(Stored data entries)
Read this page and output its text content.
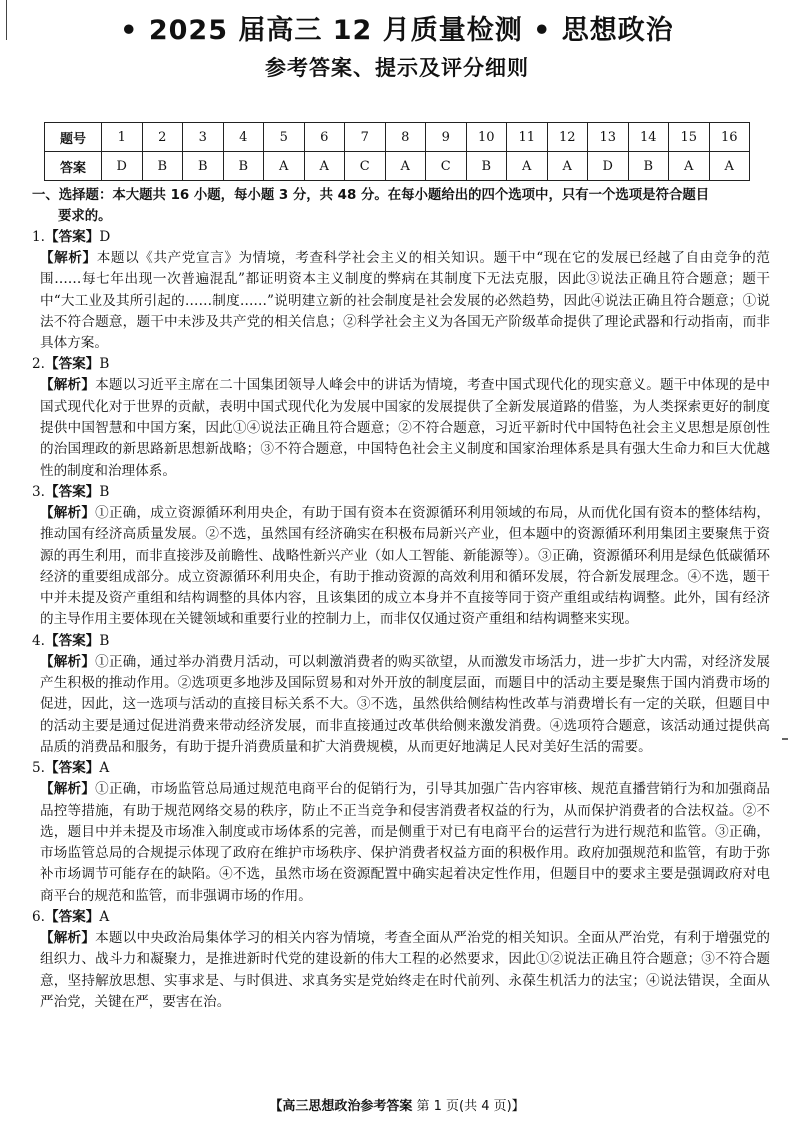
• 2025 届高三 12 月质量检测 • 思想政治
参考答案、提示及评分细则
题号	1	2	3	4	5	6	7	8	9	10	11	12	13	14	15	16
答案	D	B	B	B	A	A	C	A	C	B	A	A	D	B	A	A
一、选择题：本大题共 16 小题，每小题 3 分，共 48 分。在每小题给出的四个选项中，只有一个选项是符合题目
要求的。
1.【答案】D
【解析】本题以《共产党宣言》为情境，考查科学社会主义的相关知识。题干中“现在它的发展已经越了自由竞争的范围……每七年出现一次普遍混乱”都证明资本主义制度的弊病在其制度下无法克服，因此③说法正确且符合题意；题干中“大工业及其所引起的……制度……”说明建立新的社会制度是社会发展的必然趋势，因此④说法正确且符合题意；①说法不符合题意，题干中未涉及共产党的相关信息；②科学社会主义为各国无产阶级革命提供了理论武器和行动指南，而非具体方案。
2.【答案】B
【解析】本题以习近平主席在二十国集团领导人峰会中的讲话为情境，考查中国式现代化的现实意义。题干中体现的是中国式现代化对于世界的贡献，表明中国式现代化为发展中国家的发展提供了全新发展道路的借鉴，为人类探索更好的制度提供中国智慧和中国方案，因此①④说法正确且符合题意；②不符合题意，习近平新时代中国特色社会主义思想是原创性的治国理政的新思路新思想新战略；③不符合题意，中国特色社会主义制度和国家治理体系是具有强大生命力和巨大优越性的制度和治理体系。
3.【答案】B
【解析】①正确，成立资源循环利用央企，有助于国有资本在资源循环利用领域的布局，从而优化国有资本的整体结构，推动国有经济高质量发展。②不选，虽然国有经济确实在积极布局新兴产业，但本题中的资源循环利用集团主要聚焦于资源的再生利用，而非直接涉及前瞻性、战略性新兴产业（如人工智能、新能源等）。③正确，资源循环利用是绿色低碳循环经济的重要组成部分。成立资源循环利用央企，有助于推动资源的高效利用和循环发展，符合新发展理念。④不选，题干中并未提及资产重组和结构调整的具体内容，且该集团的成立本身并不直接等同于资产重组或结构调整。此外，国有经济的主导作用主要体现在关键领域和重要行业的控制力上，而非仅仅通过资产重组和结构调整来实现。
4.【答案】B
【解析】①正确，通过举办消费月活动，可以刺激消费者的购买欲望，从而激发市场活力，进一步扩大内需，对经济发展产生积极的推动作用。②选项更多地涉及国际贸易和对外开放的制度层面，而题目中的活动主要是聚焦于国内消费市场的促进，因此，这一选项与活动的直接目标关系不大。③不选，虽然供给侧结构性改革与消费增长有一定的关联，但题目中的活动主要是通过促进消费来带动经济发展，而非直接通过改革供给侧来激发消费。④选项符合题意，该活动通过提供高品质的消费品和服务，有助于提升消费质量和扩大消费规模，从而更好地满足人民对美好生活的需要。
5.【答案】A
【解析】①正确，市场监管总局通过规范电商平台的促销行为，引导其加强广告内容审核、规范直播营销行为和加强商品品控等措施，有助于规范网络交易的秩序，防止不正当竞争和侵害消费者权益的行为，从而保护消费者的合法权益。②不选，题目中并未提及市场准入制度或市场体系的完善，而是侧重于对已有电商平台的运营行为进行规范和监管。③正确，市场监管总局的合规提示体现了政府在维护市场秩序、保护消费者权益方面的积极作用。政府加强规范和监管，有助于弥补市场调节可能存在的缺陷。④不选，虽然市场在资源配置中确实起着决定性作用，但题目中的要求主要是强调政府对电商平台的规范和监管，而非强调市场的作用。
6.【答案】A
【解析】本题以中央政治局集体学习的相关内容为情境，考查全面从严治党的相关知识。全面从严治党，有利于增强党的组织力、战斗力和凝聚力，是推进新时代党的建设新的伟大工程的必然要求，因此①②说法正确且符合题意；③不符合题意，坚持解放思想、实事求是、与时俱进、求真务实是党始终走在时代前列、永葆生机活力的法宝；④说法错误，全面从严治党，关键在严，要害在治。
【高三思想政治参考答案 第 1 页(共 4 页)】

Problem details: Omit each picture, then return all of the listing exactly as it stands.

Written response:
Read this page and output its text content.
• 2025 届高三 12 月质量检测 • 思想政治
参考答案、提示及评分细则
题号	1	2	3	4	5	6	7	8	9	10	11	12	13	14	15	16
答案	D	B	B	B	A	A	C	A	C	B	A	A	D	B	A	A
一、选择题：本大题共 16 小题，每小题 3 分，共 48 分。在每小题给出的四个选项中，只有一个选项是符合题目
要求的。
1.【答案】D
【解析】本题以《共产党宣言》为情境，考查科学社会主义的相关知识。题干中“现在它的发展已经越了自由竞争的范围……每七年出现一次普遍混乱”都证明资本主义制度的弊病在其制度下无法克服，因此③说法正确且符合题意；题干中“大工业及其所引起的……制度……”说明建立新的社会制度是社会发展的必然趋势，因此④说法正确且符合题意；①说法不符合题意，题干中未涉及共产党的相关信息；②科学社会主义为各国无产阶级革命提供了理论武器和行动指南，而非具体方案。
2.【答案】B
【解析】本题以习近平主席在二十国集团领导人峰会中的讲话为情境，考查中国式现代化的现实意义。题干中体现的是中国式现代化对于世界的贡献，表明中国式现代化为发展中国家的发展提供了全新发展道路的借鉴，为人类探索更好的制度提供中国智慧和中国方案，因此①④说法正确且符合题意；②不符合题意，习近平新时代中国特色社会主义思想是原创性的治国理政的新思路新思想新战略；③不符合题意，中国特色社会主义制度和国家治理体系是具有强大生命力和巨大优越性的制度和治理体系。
3.【答案】B
【解析】①正确，成立资源循环利用央企，有助于国有资本在资源循环利用领域的布局，从而优化国有资本的整体结构，推动国有经济高质量发展。②不选，虽然国有经济确实在积极布局新兴产业，但本题中的资源循环利用集团主要聚焦于资源的再生利用，而非直接涉及前瞻性、战略性新兴产业（如人工智能、新能源等）。③正确，资源循环利用是绿色低碳循环经济的重要组成部分。成立资源循环利用央企，有助于推动资源的高效利用和循环发展，符合新发展理念。④不选，题干中并未提及资产重组和结构调整的具体内容，且该集团的成立本身并不直接等同于资产重组或结构调整。此外，国有经济的主导作用主要体现在关键领域和重要行业的控制力上，而非仅仅通过资产重组和结构调整来实现。
4.【答案】B
【解析】①正确，通过举办消费月活动，可以刺激消费者的购买欲望，从而激发市场活力，进一步扩大内需，对经济发展产生积极的推动作用。②选项更多地涉及国际贸易和对外开放的制度层面，而题目中的活动主要是聚焦于国内消费市场的促进，因此，这一选项与活动的直接目标关系不大。③不选，虽然供给侧结构性改革与消费增长有一定的关联，但题目中的活动主要是通过促进消费来带动经济发展，而非直接通过改革供给侧来激发消费。④选项符合题意，该活动通过提供高品质的消费品和服务，有助于提升消费质量和扩大消费规模，从而更好地满足人民对美好生活的需要。
5.【答案】A
【解析】①正确，市场监管总局通过规范电商平台的促销行为，引导其加强广告内容审核、规范直播营销行为和加强商品品控等措施，有助于规范网络交易的秩序，防止不正当竞争和侵害消费者权益的行为，从而保护消费者的合法权益。②不选，题目中并未提及市场准入制度或市场体系的完善，而是侧重于对已有电商平台的运营行为进行规范和监管。③正确，市场监管总局的合规提示体现了政府在维护市场秩序、保护消费者权益方面的积极作用。政府加强规范和监管，有助于弥补市场调节可能存在的缺陷。④不选，虽然市场在资源配置中确实起着决定性作用，但题目中的要求主要是强调政府对电商平台的规范和监管，而非强调市场的作用。
6.【答案】A
【解析】本题以中央政治局集体学习的相关内容为情境，考查全面从严治党的相关知识。全面从严治党，有利于增强党的组织力、战斗力和凝聚力，是推进新时代党的建设新的伟大工程的必然要求，因此①②说法正确且符合题意；③不符合题意，坚持解放思想、实事求是、与时俱进、求真务实是党始终走在时代前列、永葆生机活力的法宝；④说法错误，全面从严治党，关键在严，要害在治。
【高三思想政治参考答案 第 1 页(共 4 页)】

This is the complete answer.